Short problem | Identify and copy all lines of the material where the string "right" is found.

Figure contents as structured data
□ □ □ □ □

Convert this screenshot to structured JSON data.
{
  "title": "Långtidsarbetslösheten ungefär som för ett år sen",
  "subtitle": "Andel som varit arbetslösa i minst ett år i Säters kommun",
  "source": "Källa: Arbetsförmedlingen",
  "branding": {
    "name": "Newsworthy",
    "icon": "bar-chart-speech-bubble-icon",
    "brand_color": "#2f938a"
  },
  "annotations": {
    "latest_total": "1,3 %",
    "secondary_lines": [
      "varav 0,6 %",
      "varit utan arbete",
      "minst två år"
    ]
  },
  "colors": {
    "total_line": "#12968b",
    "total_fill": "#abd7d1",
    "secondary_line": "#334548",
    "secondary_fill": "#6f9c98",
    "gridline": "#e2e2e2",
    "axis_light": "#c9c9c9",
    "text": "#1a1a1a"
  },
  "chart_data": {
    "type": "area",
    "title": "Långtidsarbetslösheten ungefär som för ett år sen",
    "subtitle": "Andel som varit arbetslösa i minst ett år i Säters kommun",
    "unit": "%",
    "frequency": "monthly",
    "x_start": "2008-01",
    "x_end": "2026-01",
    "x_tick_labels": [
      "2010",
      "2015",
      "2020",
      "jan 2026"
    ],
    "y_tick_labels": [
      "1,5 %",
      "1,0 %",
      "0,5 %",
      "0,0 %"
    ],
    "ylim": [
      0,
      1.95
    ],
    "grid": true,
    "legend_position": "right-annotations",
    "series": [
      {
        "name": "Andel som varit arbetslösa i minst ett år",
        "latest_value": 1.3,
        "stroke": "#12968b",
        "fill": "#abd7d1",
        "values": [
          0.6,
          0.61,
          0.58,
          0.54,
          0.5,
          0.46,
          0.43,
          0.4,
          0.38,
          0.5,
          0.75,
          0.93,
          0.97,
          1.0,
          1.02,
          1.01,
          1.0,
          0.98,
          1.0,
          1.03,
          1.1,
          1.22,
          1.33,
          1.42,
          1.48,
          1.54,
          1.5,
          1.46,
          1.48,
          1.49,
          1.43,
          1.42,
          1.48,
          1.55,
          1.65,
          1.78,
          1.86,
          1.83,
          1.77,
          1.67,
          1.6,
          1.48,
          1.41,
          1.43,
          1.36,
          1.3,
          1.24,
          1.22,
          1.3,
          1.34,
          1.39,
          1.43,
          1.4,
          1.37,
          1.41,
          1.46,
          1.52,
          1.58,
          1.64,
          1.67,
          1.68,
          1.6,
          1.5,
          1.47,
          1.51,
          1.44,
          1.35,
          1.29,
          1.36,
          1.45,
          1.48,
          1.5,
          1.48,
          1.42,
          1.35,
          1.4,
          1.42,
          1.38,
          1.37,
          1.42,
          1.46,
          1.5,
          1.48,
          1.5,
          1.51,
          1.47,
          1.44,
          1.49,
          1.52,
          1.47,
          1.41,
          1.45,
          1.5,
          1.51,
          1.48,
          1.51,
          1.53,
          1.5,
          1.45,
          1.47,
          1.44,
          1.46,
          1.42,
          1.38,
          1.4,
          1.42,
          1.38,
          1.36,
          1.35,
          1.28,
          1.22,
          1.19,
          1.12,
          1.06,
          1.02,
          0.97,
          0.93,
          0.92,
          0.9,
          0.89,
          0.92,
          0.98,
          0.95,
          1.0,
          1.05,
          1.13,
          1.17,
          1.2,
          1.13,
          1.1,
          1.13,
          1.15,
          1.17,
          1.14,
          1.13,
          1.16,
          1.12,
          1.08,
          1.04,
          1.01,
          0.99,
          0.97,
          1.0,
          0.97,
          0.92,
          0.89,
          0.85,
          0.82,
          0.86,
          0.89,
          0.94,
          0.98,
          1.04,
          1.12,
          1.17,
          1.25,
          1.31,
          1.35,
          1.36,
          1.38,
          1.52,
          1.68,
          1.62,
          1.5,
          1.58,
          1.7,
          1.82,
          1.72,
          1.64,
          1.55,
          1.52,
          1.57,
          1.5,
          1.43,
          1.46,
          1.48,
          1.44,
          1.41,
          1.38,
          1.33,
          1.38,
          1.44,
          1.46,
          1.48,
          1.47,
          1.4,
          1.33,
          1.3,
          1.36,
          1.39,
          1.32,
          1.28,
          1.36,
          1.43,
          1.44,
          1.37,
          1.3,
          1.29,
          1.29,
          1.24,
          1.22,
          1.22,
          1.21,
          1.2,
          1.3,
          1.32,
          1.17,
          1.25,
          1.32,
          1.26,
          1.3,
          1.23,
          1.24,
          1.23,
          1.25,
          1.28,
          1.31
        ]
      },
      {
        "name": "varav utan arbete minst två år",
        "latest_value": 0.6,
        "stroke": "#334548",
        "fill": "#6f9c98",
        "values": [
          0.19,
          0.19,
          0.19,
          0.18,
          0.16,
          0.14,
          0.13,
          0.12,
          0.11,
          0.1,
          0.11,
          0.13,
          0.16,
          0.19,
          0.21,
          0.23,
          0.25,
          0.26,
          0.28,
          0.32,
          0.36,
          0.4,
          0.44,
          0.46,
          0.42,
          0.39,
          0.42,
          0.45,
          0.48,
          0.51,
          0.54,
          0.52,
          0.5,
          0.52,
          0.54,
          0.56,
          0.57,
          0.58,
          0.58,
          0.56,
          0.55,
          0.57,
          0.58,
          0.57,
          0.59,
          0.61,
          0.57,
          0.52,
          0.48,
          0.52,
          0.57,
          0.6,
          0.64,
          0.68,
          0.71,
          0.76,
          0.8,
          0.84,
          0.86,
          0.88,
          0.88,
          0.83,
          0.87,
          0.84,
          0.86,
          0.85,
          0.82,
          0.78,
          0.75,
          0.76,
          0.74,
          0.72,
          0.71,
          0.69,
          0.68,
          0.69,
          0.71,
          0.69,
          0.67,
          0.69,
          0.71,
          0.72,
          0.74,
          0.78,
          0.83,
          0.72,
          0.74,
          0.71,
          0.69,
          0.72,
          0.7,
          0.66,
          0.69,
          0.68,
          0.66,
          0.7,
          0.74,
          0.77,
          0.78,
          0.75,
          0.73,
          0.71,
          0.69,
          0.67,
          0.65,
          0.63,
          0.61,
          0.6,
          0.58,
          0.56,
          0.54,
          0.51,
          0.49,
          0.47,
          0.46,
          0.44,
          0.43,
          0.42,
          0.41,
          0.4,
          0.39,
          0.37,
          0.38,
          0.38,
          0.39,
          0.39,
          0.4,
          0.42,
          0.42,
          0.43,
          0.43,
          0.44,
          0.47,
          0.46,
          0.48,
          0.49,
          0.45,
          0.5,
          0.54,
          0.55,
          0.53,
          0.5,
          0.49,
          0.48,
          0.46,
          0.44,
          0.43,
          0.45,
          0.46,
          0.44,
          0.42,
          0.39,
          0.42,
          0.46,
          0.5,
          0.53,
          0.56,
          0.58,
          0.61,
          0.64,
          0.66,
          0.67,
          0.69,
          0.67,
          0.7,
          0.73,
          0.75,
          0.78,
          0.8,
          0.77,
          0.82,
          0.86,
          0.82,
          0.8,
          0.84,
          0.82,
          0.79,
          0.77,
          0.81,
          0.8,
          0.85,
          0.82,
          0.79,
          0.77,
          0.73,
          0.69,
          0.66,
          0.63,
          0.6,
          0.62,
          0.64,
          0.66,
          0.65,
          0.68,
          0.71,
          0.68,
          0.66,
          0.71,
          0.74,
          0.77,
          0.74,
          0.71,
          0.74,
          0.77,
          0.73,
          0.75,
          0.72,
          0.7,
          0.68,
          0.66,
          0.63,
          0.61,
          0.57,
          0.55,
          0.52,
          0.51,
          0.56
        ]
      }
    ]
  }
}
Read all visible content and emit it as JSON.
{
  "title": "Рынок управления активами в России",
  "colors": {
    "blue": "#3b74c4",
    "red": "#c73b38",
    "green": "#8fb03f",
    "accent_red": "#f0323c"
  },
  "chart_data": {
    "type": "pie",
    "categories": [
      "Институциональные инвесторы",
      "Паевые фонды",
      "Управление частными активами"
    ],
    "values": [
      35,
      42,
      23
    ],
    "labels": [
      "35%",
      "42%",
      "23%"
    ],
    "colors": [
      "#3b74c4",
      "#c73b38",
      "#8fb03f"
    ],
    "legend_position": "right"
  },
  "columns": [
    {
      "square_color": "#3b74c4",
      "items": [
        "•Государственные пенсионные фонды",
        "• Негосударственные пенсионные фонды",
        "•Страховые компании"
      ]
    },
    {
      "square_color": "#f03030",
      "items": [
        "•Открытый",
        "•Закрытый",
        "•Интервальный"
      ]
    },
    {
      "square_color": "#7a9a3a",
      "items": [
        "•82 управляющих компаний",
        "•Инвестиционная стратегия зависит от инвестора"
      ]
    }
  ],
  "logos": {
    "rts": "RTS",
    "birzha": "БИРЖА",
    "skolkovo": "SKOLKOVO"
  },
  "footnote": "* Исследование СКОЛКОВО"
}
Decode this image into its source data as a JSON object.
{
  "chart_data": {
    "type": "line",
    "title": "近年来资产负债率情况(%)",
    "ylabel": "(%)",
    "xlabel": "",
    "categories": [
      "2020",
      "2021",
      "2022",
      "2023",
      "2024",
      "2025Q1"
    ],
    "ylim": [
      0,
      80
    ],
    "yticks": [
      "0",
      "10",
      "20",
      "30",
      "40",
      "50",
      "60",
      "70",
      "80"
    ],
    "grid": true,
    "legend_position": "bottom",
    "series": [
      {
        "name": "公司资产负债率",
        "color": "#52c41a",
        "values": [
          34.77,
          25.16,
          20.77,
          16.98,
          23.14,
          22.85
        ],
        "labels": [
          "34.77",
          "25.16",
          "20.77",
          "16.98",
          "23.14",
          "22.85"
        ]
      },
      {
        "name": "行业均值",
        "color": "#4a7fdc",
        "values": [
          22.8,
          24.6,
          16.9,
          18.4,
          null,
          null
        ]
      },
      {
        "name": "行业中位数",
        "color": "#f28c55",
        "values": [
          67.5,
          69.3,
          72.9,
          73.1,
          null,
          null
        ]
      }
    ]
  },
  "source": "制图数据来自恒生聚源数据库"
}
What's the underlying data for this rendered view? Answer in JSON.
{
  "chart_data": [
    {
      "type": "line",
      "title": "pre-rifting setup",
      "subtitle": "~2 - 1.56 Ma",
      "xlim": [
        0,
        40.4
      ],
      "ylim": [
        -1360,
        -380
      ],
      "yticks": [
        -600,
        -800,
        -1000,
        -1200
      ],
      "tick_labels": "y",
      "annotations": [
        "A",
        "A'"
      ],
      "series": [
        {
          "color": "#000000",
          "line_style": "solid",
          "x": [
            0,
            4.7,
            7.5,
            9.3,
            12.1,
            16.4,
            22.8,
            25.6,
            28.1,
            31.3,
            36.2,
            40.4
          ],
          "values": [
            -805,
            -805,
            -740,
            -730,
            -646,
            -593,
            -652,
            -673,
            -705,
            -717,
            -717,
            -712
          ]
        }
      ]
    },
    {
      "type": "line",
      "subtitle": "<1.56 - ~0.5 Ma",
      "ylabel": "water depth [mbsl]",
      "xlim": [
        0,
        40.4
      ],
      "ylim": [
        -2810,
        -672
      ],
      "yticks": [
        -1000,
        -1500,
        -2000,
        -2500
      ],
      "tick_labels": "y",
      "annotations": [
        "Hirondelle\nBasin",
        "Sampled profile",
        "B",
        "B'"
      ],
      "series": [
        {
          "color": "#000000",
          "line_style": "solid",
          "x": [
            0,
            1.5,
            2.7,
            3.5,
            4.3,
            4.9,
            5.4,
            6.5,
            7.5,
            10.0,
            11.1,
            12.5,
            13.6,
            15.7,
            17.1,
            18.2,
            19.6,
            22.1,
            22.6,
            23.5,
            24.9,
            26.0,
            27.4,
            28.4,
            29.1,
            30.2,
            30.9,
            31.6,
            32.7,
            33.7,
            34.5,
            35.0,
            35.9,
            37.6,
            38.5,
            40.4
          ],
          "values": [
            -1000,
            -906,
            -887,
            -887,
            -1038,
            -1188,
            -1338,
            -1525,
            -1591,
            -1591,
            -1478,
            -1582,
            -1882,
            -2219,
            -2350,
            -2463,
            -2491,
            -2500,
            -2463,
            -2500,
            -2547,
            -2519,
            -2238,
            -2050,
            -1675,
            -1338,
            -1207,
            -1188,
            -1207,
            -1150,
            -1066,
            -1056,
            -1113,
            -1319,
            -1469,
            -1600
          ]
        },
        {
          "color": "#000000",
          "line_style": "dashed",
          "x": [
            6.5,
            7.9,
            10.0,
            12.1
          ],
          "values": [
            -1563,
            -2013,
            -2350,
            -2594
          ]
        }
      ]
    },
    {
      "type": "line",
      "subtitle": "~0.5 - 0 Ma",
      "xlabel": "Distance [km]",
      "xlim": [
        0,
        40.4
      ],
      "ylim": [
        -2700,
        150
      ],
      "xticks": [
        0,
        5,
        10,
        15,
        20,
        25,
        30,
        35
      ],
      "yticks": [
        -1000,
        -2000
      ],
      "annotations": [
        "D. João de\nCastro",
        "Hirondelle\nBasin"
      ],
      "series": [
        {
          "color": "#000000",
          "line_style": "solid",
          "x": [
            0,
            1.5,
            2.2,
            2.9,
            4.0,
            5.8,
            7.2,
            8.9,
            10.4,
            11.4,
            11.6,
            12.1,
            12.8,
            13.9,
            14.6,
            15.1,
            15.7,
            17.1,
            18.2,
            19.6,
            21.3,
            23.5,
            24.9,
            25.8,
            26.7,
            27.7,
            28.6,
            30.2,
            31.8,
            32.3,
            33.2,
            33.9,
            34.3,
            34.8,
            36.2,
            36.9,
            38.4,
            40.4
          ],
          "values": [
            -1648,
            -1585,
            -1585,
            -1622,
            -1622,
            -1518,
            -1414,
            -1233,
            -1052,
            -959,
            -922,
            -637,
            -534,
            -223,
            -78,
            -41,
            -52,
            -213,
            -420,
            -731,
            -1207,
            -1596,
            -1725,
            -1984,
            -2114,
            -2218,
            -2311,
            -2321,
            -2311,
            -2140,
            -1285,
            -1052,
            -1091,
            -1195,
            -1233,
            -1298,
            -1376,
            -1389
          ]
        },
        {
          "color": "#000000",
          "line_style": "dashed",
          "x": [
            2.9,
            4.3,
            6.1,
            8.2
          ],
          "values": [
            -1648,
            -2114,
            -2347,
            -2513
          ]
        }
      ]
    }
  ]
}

□ □ □ □ □

Solution for this problem |
    "legend_position": "right-annotations",
    "legend_position": "right"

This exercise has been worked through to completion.